- [Description of the task]: Give back, unchanged, each line from the one containing "Read out every word on this page." through the last line of the entries below.

- [Source data]:
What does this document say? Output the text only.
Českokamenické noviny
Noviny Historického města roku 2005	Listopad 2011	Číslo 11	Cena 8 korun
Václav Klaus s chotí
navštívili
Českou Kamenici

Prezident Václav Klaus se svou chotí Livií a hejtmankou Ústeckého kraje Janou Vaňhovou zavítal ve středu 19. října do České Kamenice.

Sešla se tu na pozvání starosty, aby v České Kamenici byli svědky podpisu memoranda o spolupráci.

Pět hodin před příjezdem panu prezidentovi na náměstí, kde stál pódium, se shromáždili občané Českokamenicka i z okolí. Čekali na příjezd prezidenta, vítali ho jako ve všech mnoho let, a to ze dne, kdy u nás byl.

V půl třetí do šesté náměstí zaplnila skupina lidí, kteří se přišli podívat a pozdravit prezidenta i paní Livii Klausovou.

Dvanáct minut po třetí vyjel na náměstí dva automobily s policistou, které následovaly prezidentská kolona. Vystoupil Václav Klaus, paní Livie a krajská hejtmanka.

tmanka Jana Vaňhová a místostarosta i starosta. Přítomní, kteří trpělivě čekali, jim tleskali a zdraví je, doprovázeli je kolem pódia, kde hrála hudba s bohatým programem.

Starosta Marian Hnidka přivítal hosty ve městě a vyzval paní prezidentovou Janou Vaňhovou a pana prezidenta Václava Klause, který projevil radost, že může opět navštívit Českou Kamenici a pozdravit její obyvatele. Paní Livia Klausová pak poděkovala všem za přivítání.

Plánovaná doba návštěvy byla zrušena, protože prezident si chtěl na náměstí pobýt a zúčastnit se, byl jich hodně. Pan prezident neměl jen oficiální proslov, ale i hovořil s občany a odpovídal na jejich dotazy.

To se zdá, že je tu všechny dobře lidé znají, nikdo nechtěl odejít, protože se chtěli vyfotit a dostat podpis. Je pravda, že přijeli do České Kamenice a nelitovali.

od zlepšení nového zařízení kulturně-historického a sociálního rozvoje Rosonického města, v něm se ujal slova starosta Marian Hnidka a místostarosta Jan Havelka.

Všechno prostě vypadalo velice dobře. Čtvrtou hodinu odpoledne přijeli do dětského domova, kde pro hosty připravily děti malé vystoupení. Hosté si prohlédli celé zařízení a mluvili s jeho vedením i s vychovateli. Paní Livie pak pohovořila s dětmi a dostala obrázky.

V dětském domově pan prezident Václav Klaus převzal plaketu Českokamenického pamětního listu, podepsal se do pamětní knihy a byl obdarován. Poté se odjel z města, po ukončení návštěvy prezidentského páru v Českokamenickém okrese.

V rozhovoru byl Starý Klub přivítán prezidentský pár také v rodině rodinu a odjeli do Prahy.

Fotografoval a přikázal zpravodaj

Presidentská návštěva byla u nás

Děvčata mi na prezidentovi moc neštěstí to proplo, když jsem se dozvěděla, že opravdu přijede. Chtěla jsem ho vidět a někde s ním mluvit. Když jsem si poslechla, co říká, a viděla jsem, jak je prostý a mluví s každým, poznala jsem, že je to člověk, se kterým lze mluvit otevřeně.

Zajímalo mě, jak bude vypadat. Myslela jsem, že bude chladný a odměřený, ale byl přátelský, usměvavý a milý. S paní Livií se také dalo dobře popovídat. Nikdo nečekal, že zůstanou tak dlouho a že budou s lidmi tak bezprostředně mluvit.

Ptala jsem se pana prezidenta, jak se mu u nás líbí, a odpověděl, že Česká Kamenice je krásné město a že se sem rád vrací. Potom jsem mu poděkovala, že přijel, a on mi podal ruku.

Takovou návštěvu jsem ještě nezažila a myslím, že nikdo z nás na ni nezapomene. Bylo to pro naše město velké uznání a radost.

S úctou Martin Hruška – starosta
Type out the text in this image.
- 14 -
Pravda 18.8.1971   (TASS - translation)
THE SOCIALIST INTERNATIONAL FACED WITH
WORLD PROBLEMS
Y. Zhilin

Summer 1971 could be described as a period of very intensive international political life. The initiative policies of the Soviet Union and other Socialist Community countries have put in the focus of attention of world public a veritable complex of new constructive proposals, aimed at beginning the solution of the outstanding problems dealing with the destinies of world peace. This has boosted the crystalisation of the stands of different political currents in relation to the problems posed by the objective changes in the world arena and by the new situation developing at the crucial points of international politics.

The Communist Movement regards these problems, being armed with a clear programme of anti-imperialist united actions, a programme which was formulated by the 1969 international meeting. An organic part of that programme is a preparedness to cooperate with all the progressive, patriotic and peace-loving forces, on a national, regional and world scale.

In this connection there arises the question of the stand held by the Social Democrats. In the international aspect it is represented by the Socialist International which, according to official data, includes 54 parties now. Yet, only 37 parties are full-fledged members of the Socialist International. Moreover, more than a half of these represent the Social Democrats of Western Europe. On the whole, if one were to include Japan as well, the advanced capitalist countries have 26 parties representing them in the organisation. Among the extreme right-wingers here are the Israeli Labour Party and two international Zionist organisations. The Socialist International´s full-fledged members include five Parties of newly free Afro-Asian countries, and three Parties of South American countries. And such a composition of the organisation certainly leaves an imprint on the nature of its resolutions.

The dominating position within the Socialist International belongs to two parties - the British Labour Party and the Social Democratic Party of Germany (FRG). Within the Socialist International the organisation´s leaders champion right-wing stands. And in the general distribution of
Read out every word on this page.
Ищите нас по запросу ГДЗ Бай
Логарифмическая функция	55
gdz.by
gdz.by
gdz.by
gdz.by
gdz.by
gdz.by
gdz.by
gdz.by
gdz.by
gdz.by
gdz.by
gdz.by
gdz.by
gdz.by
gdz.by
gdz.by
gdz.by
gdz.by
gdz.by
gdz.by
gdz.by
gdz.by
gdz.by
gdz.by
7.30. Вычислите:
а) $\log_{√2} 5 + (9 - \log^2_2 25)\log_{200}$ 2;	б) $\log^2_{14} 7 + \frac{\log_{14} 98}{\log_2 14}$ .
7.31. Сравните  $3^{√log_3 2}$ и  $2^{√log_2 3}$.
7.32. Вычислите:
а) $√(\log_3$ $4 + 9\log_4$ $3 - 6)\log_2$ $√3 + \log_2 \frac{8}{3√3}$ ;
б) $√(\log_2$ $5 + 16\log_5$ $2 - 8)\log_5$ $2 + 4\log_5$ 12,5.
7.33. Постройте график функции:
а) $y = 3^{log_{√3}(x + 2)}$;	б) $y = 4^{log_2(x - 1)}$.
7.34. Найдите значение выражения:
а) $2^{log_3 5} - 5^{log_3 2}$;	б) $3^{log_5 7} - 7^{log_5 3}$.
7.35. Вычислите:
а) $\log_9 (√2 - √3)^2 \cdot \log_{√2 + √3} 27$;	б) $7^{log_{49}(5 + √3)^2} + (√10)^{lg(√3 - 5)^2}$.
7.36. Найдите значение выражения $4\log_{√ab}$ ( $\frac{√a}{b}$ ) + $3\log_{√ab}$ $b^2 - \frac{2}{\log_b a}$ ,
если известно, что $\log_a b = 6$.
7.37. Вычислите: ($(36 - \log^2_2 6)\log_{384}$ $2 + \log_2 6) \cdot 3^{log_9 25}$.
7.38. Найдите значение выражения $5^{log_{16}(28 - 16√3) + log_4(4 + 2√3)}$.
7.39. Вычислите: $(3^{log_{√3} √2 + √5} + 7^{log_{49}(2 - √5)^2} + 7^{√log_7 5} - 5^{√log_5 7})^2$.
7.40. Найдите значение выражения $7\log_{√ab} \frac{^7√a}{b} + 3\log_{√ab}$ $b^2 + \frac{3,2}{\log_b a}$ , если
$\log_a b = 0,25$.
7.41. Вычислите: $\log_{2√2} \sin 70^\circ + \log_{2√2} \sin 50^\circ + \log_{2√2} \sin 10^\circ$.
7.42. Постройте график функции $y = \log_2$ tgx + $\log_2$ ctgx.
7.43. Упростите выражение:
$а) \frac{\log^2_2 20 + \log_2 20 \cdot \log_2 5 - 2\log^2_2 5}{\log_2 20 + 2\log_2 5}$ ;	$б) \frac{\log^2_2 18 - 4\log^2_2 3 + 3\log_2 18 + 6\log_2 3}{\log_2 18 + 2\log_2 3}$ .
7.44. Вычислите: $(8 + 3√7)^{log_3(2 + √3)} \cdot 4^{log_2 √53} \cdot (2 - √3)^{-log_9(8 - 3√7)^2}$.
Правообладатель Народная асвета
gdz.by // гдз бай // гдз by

- [Worked answer]:
Read out every word on this page.
Ищите нас по запросу ГДЗ Бай
Логарифмическая функция	55
gdz.by
gdz.by
gdz.by
gdz.by
gdz.by
gdz.by
gdz.by
gdz.by
gdz.by
gdz.by
gdz.by
gdz.by
gdz.by
gdz.by
gdz.by
gdz.by
gdz.by
gdz.by
gdz.by
gdz.by
gdz.by
gdz.by
gdz.by
gdz.by
7.30. Вычислите:
а) $\log_{√2} 5 + (9 - \log^2_2 25)\log_{200}$ 2;	б) $\log^2_{14} 7 + \frac{\log_{14} 98}{\log_2 14}$ .
7.31. Сравните  $3^{√log_3 2}$ и  $2^{√log_2 3}$.
7.32. Вычислите:
а) $√(\log_3$ $4 + 9\log_4$ $3 - 6)\log_2$ $√3 + \log_2 \frac{8}{3√3}$ ;
б) $√(\log_2$ $5 + 16\log_5$ $2 - 8)\log_5$ $2 + 4\log_5$ 12,5.
7.33. Постройте график функции:
а) $y = 3^{log_{√3}(x + 2)}$;	б) $y = 4^{log_2(x - 1)}$.
7.34. Найдите значение выражения:
а) $2^{log_3 5} - 5^{log_3 2}$;	б) $3^{log_5 7} - 7^{log_5 3}$.
7.35. Вычислите:
а) $\log_9 (√2 - √3)^2 \cdot \log_{√2 + √3} 27$;	б) $7^{log_{49}(5 + √3)^2} + (√10)^{lg(√3 - 5)^2}$.
7.36. Найдите значение выражения $4\log_{√ab}$ ( $\frac{√a}{b}$ ) + $3\log_{√ab}$ $b^2 - \frac{2}{\log_b a}$ ,
если известно, что $\log_a b = 6$.
7.37. Вычислите: ($(36 - \log^2_2 6)\log_{384}$ $2 + \log_2 6) \cdot 3^{log_9 25}$.
7.38. Найдите значение выражения $5^{log_{16}(28 - 16√3) + log_4(4 + 2√3)}$.
7.39. Вычислите: $(3^{log_{√3} √2 + √5} + 7^{log_{49}(2 - √5)^2} + 7^{√log_7 5} - 5^{√log_5 7})^2$.
7.40. Найдите значение выражения $7\log_{√ab} \frac{^7√a}{b} + 3\log_{√ab}$ $b^2 + \frac{3,2}{\log_b a}$ , если
$\log_a b = 0,25$.
7.41. Вычислите: $\log_{2√2} \sin 70^\circ + \log_{2√2} \sin 50^\circ + \log_{2√2} \sin 10^\circ$.
7.42. Постройте график функции $y = \log_2$ tgx + $\log_2$ ctgx.
7.43. Упростите выражение:
$а) \frac{\log^2_2 20 + \log_2 20 \cdot \log_2 5 - 2\log^2_2 5}{\log_2 20 + 2\log_2 5}$ ;	$б) \frac{\log^2_2 18 - 4\log^2_2 3 + 3\log_2 18 + 6\log_2 3}{\log_2 18 + 2\log_2 3}$ .
7.44. Вычислите: $(8 + 3√7)^{log_3(2 + √3)} \cdot 4^{log_2 √53} \cdot (2 - √3)^{-log_9(8 - 3√7)^2}$.
Правообладатель Народная асвета
gdz.by // гдз бай // гдз by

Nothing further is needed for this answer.